• _PROBLEM REQUIREMENTS_
Repeat every line of the items below word for word, but leave the pictures out.
START TASK DATA
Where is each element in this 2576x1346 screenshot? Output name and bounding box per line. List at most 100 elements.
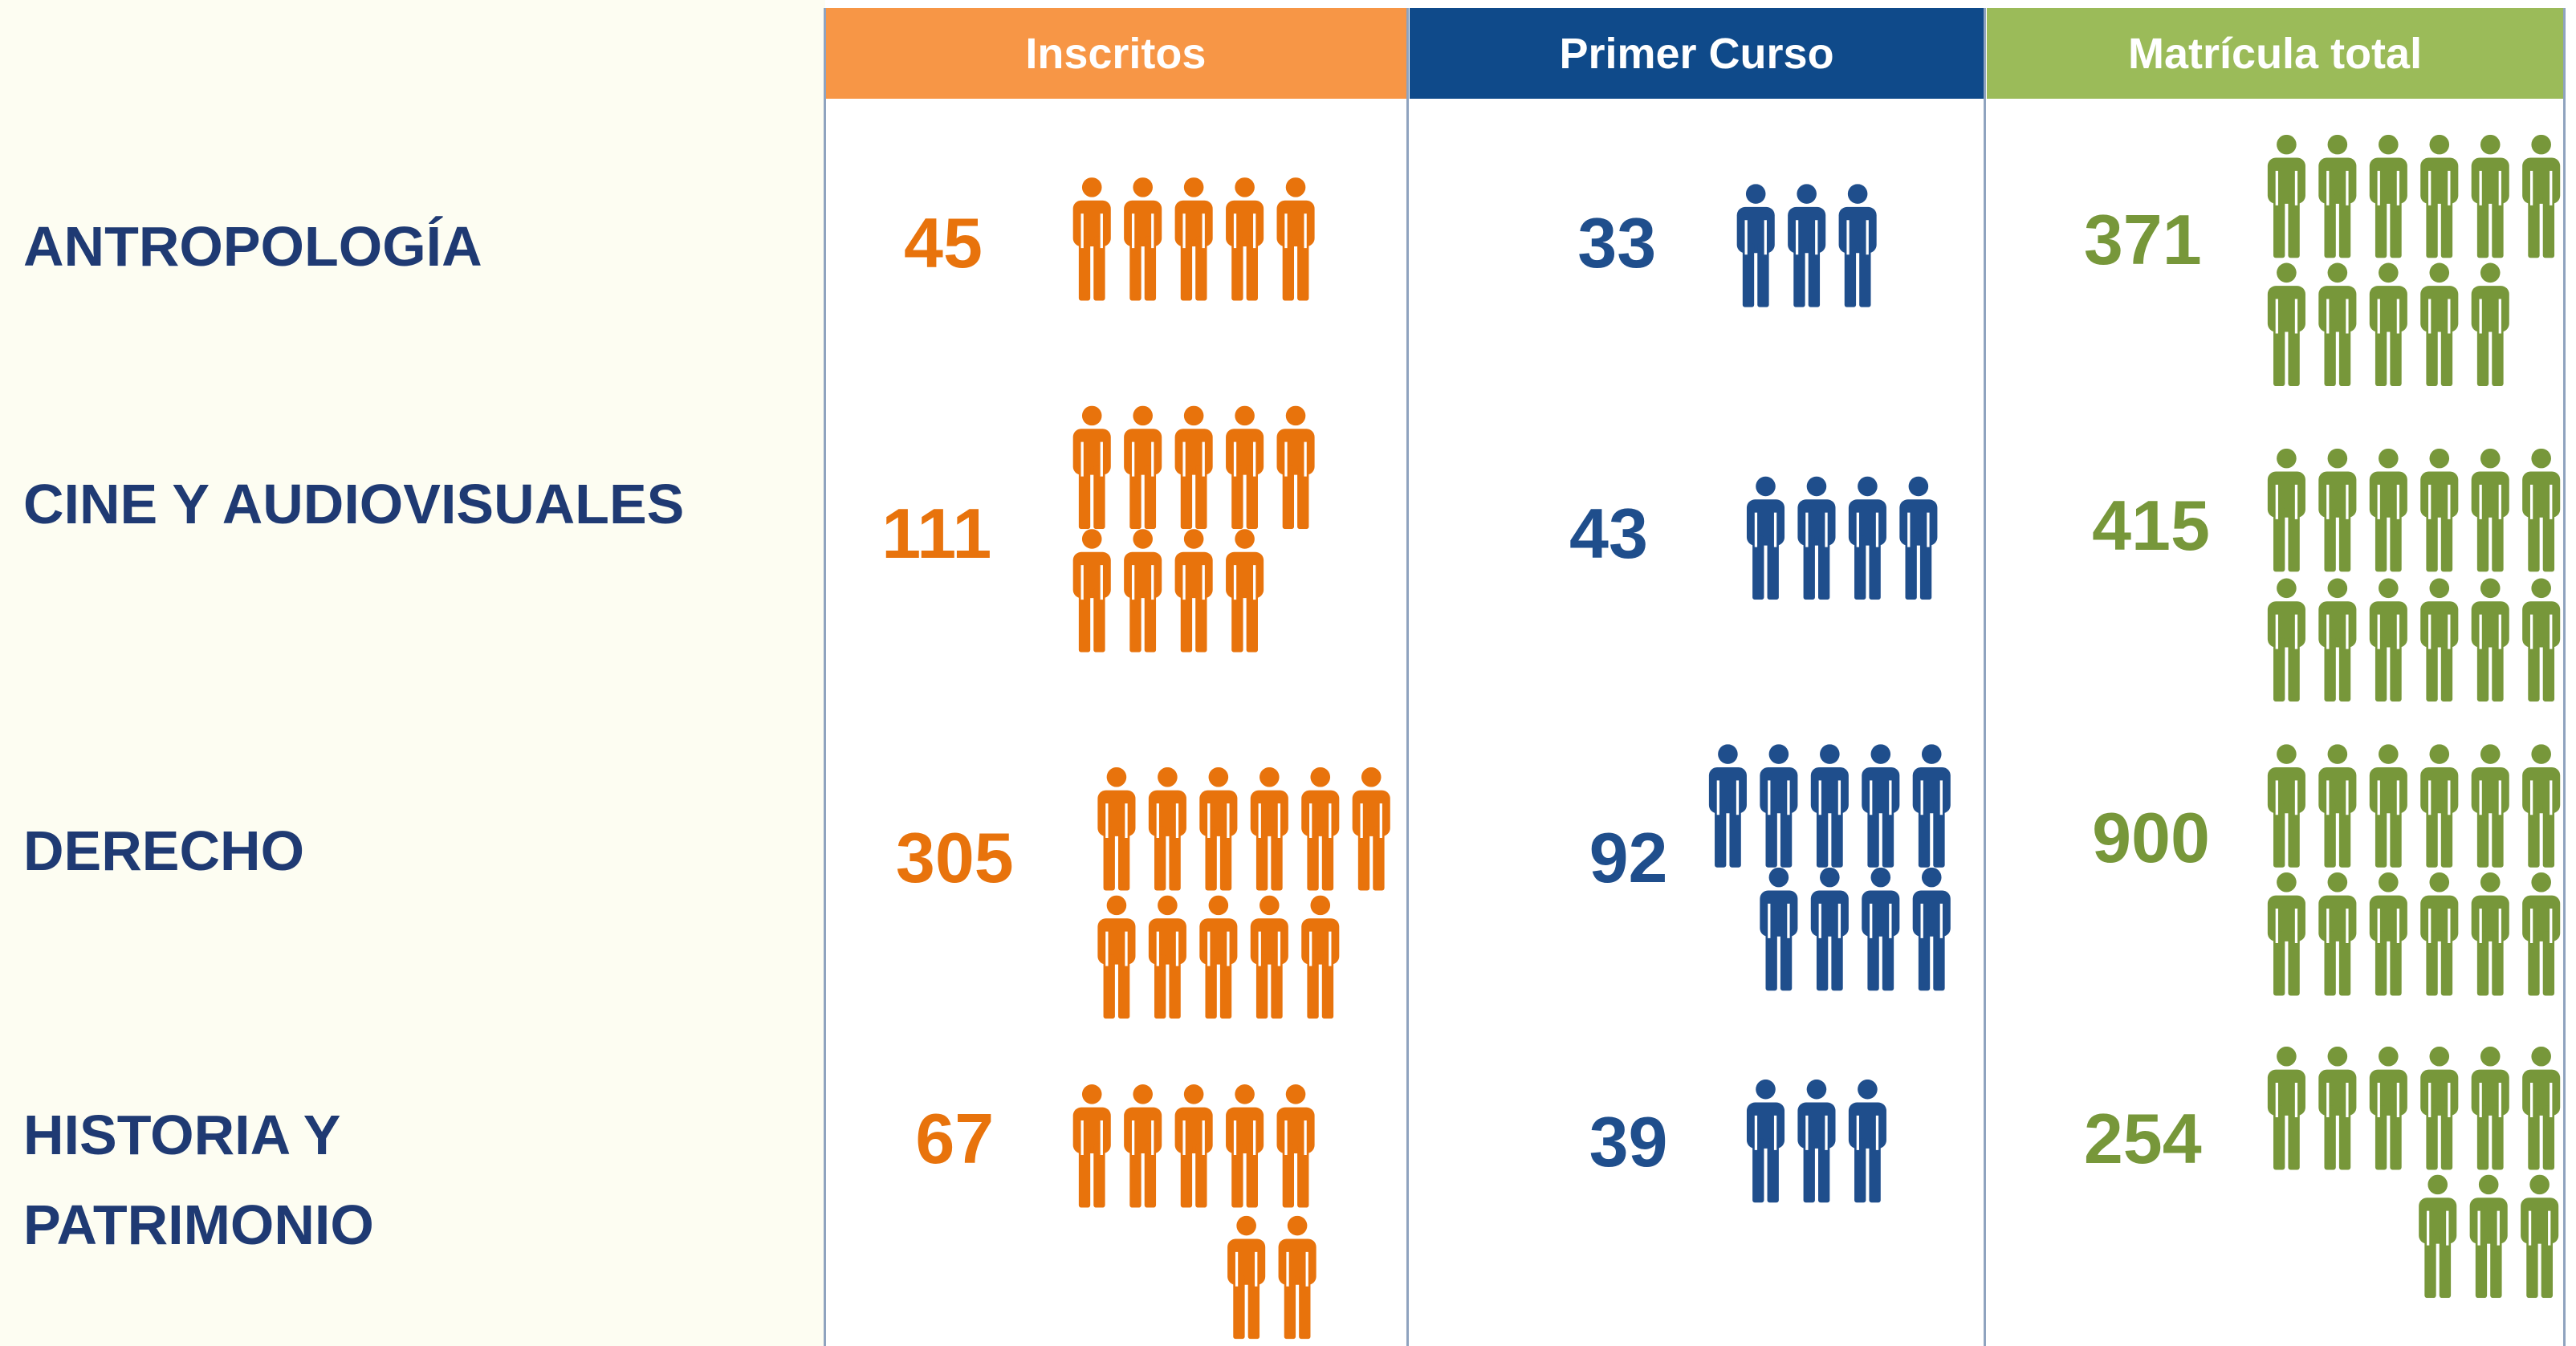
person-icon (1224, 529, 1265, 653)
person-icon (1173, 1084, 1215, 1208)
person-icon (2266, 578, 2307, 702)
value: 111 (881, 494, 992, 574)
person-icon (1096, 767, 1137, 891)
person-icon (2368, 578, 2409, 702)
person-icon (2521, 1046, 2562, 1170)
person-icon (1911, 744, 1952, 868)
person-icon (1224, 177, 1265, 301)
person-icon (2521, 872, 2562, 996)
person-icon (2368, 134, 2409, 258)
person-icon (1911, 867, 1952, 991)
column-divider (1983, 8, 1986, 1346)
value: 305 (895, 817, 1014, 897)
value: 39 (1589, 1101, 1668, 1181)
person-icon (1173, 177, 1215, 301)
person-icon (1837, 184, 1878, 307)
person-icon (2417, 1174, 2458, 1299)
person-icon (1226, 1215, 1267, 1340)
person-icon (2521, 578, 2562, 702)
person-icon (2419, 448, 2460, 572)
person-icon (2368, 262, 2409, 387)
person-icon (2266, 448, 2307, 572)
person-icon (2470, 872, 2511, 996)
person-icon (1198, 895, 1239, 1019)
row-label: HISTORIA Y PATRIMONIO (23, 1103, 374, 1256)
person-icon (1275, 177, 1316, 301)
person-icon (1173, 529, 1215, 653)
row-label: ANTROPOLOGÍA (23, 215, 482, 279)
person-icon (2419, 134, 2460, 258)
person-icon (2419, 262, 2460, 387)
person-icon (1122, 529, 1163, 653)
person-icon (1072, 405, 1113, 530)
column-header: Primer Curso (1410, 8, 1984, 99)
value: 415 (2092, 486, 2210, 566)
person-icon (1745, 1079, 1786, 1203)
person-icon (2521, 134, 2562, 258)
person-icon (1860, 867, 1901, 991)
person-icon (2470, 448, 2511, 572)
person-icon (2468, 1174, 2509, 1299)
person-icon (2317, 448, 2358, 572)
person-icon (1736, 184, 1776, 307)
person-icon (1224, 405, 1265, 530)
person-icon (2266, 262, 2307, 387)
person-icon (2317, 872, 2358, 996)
END TASK DATA
• _SOLUTION TO THIS EXERCISE_
Where is each element in this 2576x1346 screenshot? Output name and bounding box per line. List at most 100 elements.
person-icon (1224, 529, 1265, 653)
person-icon (1173, 1084, 1215, 1208)
person-icon (2266, 578, 2307, 702)
value: 111 (881, 494, 992, 574)
person-icon (1096, 767, 1137, 891)
person-icon (2368, 578, 2409, 702)
person-icon (2521, 1046, 2562, 1170)
person-icon (1911, 744, 1952, 868)
person-icon (1224, 177, 1265, 301)
person-icon (2521, 872, 2562, 996)
person-icon (2368, 134, 2409, 258)
person-icon (1911, 867, 1952, 991)
column-divider (1983, 8, 1986, 1346)
value: 305 (895, 817, 1014, 897)
value: 39 (1589, 1101, 1668, 1181)
person-icon (1173, 177, 1215, 301)
person-icon (1837, 184, 1878, 307)
person-icon (2417, 1174, 2458, 1299)
person-icon (1226, 1215, 1267, 1340)
person-icon (2521, 578, 2562, 702)
person-icon (2419, 448, 2460, 572)
person-icon (2368, 262, 2409, 387)
person-icon (2266, 448, 2307, 572)
person-icon (2470, 872, 2511, 996)
person-icon (1198, 895, 1239, 1019)
row-label: HISTORIA Y PATRIMONIO (23, 1103, 374, 1256)
person-icon (1275, 177, 1316, 301)
person-icon (1173, 529, 1215, 653)
row-label: ANTROPOLOGÍA (23, 215, 482, 279)
person-icon (2419, 134, 2460, 258)
person-icon (2419, 262, 2460, 387)
person-icon (1122, 529, 1163, 653)
person-icon (1072, 405, 1113, 530)
column-header: Primer Curso (1410, 8, 1984, 99)
value: 415 (2092, 486, 2210, 566)
person-icon (1745, 1079, 1786, 1203)
person-icon (2521, 134, 2562, 258)
person-icon (1860, 867, 1901, 991)
person-icon (2470, 448, 2511, 572)
person-icon (2468, 1174, 2509, 1299)
person-icon (2317, 448, 2358, 572)
person-icon (1736, 184, 1776, 307)
person-icon (1224, 405, 1265, 530)
person-icon (2266, 262, 2307, 387)
person-icon (2317, 872, 2358, 996)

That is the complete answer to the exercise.